## BEGIN TASK INPUT

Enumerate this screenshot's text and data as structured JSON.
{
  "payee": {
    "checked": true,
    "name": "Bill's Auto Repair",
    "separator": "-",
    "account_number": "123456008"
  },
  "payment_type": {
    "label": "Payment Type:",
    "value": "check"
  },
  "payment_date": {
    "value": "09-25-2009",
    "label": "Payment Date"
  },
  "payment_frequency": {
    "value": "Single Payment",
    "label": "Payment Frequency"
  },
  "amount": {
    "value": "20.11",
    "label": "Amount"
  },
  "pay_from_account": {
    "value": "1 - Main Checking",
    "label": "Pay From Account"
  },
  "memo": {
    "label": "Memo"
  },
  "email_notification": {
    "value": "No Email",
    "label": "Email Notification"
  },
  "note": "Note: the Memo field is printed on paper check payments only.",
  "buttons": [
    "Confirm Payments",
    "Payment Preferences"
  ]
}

## END TASK INPUT

▶ [OBJECTIVE]
Reproduce the full listing word for word.

▶ [ANSWER]
Enumerate this screenshot's text and data as structured JSON.
{
  "payee": {
    "checked": true,
    "name": "Bill's Auto Repair",
    "separator": "-",
    "account_number": "123456008"
  },
  "payment_type": {
    "label": "Payment Type:",
    "value": "check"
  },
  "payment_date": {
    "value": "09-25-2009",
    "label": "Payment Date"
  },
  "payment_frequency": {
    "value": "Single Payment",
    "label": "Payment Frequency"
  },
  "amount": {
    "value": "20.11",
    "label": "Amount"
  },
  "pay_from_account": {
    "value": "1 - Main Checking",
    "label": "Pay From Account"
  },
  "memo": {
    "label": "Memo"
  },
  "email_notification": {
    "value": "No Email",
    "label": "Email Notification"
  },
  "note": "Note: the Memo field is printed on paper check payments only.",
  "buttons": [
    "Confirm Payments",
    "Payment Preferences"
  ]
}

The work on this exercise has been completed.